Aim:
Write out each line word for word. Drop pictures.

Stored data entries
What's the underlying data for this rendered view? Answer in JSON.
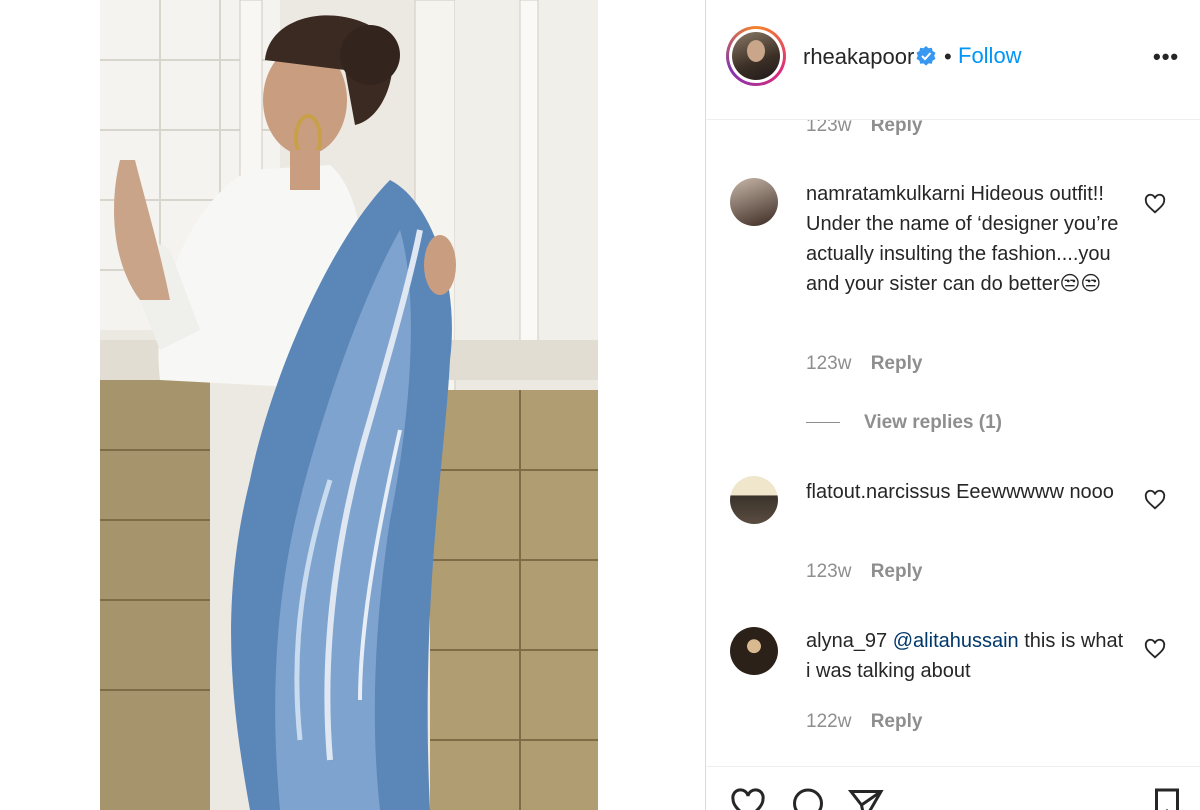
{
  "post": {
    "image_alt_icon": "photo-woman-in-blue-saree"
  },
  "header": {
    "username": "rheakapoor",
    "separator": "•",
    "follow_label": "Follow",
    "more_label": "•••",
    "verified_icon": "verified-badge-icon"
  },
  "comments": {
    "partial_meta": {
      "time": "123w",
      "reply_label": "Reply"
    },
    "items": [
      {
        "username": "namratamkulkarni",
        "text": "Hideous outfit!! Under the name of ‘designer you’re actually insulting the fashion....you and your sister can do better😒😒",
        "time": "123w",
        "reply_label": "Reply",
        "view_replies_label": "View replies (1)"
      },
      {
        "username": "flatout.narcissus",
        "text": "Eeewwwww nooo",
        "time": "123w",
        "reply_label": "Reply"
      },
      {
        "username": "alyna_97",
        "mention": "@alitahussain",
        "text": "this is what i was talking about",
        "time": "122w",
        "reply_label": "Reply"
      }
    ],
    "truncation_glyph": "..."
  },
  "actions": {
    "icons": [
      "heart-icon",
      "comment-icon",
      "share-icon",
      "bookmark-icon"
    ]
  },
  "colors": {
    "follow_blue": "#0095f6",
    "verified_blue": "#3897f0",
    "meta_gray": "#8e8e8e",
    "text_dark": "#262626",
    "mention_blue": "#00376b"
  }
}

Correct result:
What's the underlying data for this rendered view? Answer in JSON.
{
  "post": {
    "image_alt_icon": "photo-woman-in-blue-saree"
  },
  "header": {
    "username": "rheakapoor",
    "separator": "•",
    "follow_label": "Follow",
    "more_label": "•••",
    "verified_icon": "verified-badge-icon"
  },
  "comments": {
    "partial_meta": {
      "time": "123w",
      "reply_label": "Reply"
    },
    "items": [
      {
        "username": "namratamkulkarni",
        "text": "Hideous outfit!! Under the name of ‘designer you’re actually insulting the fashion....you and your sister can do better😒😒",
        "time": "123w",
        "reply_label": "Reply",
        "view_replies_label": "View replies (1)"
      },
      {
        "username": "flatout.narcissus",
        "text": "Eeewwwww nooo",
        "time": "123w",
        "reply_label": "Reply"
      },
      {
        "username": "alyna_97",
        "mention": "@alitahussain",
        "text": "this is what i was talking about",
        "time": "122w",
        "reply_label": "Reply"
      }
    ],
    "truncation_glyph": "..."
  },
  "actions": {
    "icons": [
      "heart-icon",
      "comment-icon",
      "share-icon",
      "bookmark-icon"
    ]
  },
  "colors": {
    "follow_blue": "#0095f6",
    "verified_blue": "#3897f0",
    "meta_gray": "#8e8e8e",
    "text_dark": "#262626",
    "mention_blue": "#00376b"
  }
}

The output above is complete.